--- start Input material ---

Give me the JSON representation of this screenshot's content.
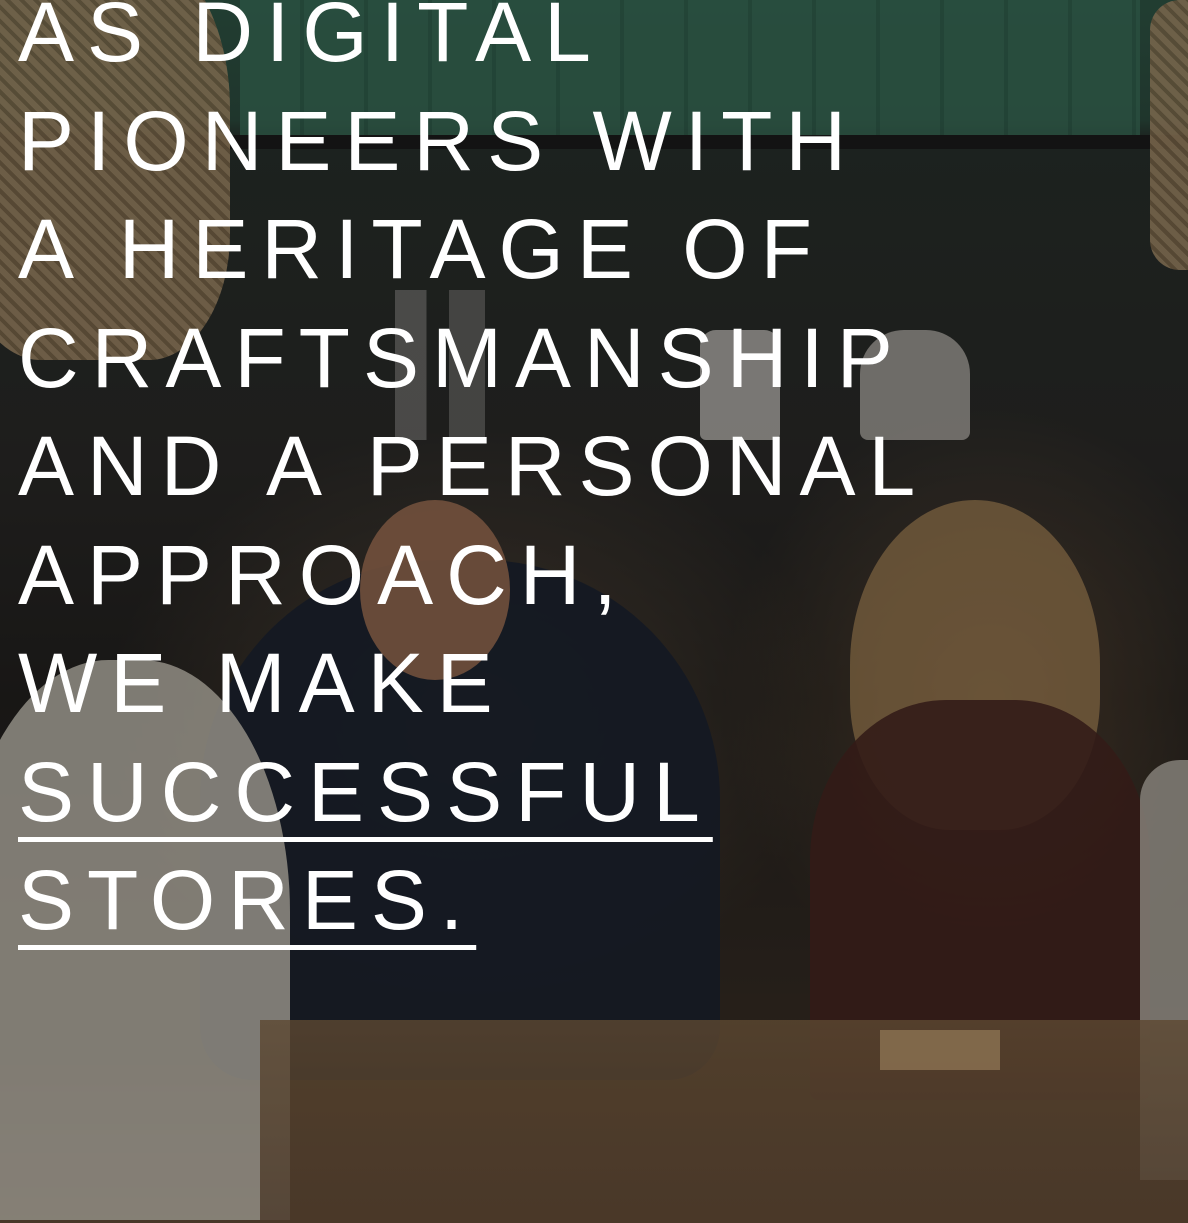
{
  "hero": {
    "background_image_alt": "team meeting around a table",
    "headline": {
      "line_1": "AS DIGITAL",
      "line_2": "PIONEERS WITH",
      "line_3": "A HERITAGE OF",
      "line_4": "CRAFTSMANSHIP",
      "line_5": "AND A PERSONAL",
      "line_6": "APPROACH,",
      "line_7": "WE MAKE",
      "link_1": "SUCCESSFUL",
      "link_2": "STORES."
    }
  },
  "colors": {
    "text": "#ffffff",
    "wall_green": "#3d7a61"
  }
}
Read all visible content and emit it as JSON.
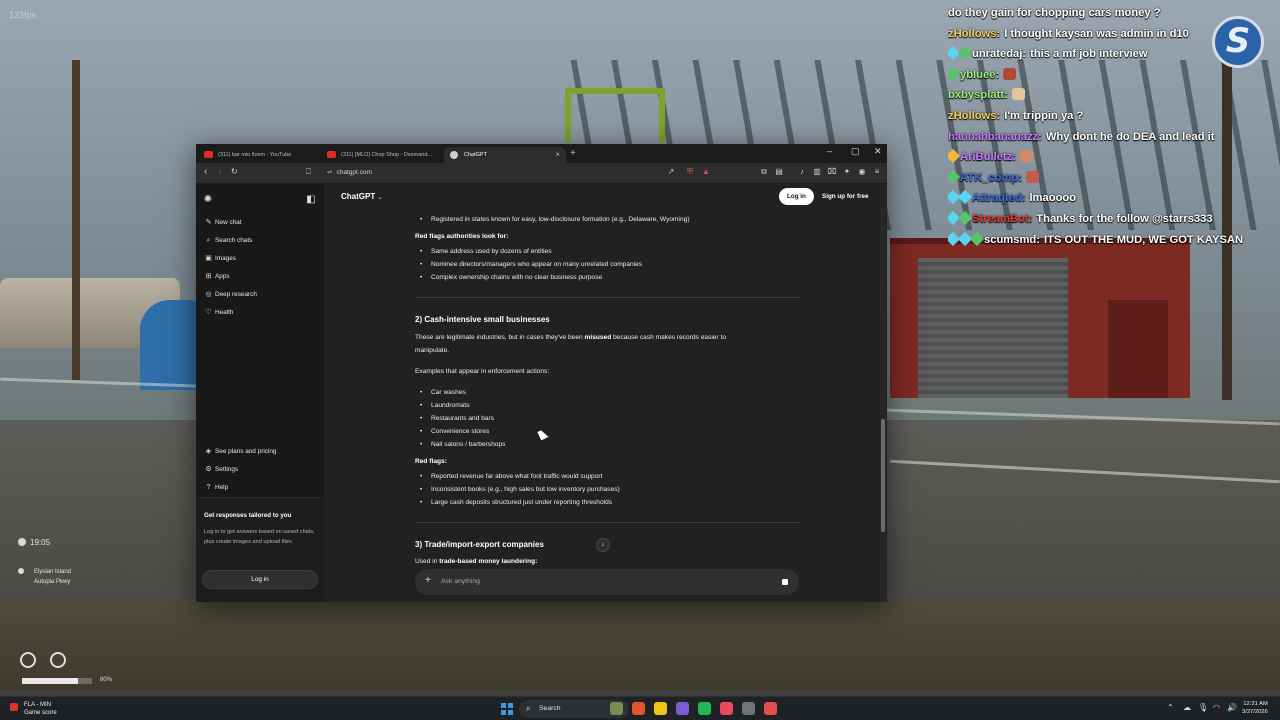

--- end Input material ---

**Exercise requirements:** Make a word-for-word copy of the entries, without any pictures.

**Written reply:**
Give me the JSON representation of this screenshot's content.
{
  "hero": {
    "background_image_alt": "team meeting around a table",
    "headline": {
      "line_1": "AS DIGITAL",
      "line_2": "PIONEERS WITH",
      "line_3": "A HERITAGE OF",
      "line_4": "CRAFTSMANSHIP",
      "line_5": "AND A PERSONAL",
      "line_6": "APPROACH,",
      "line_7": "WE MAKE",
      "link_1": "SUCCESSFUL",
      "link_2": "STORES."
    }
  },
  "colors": {
    "text": "#ffffff",
    "wall_green": "#3d7a61"
  }
}
Read all visible content and emit it as JSON.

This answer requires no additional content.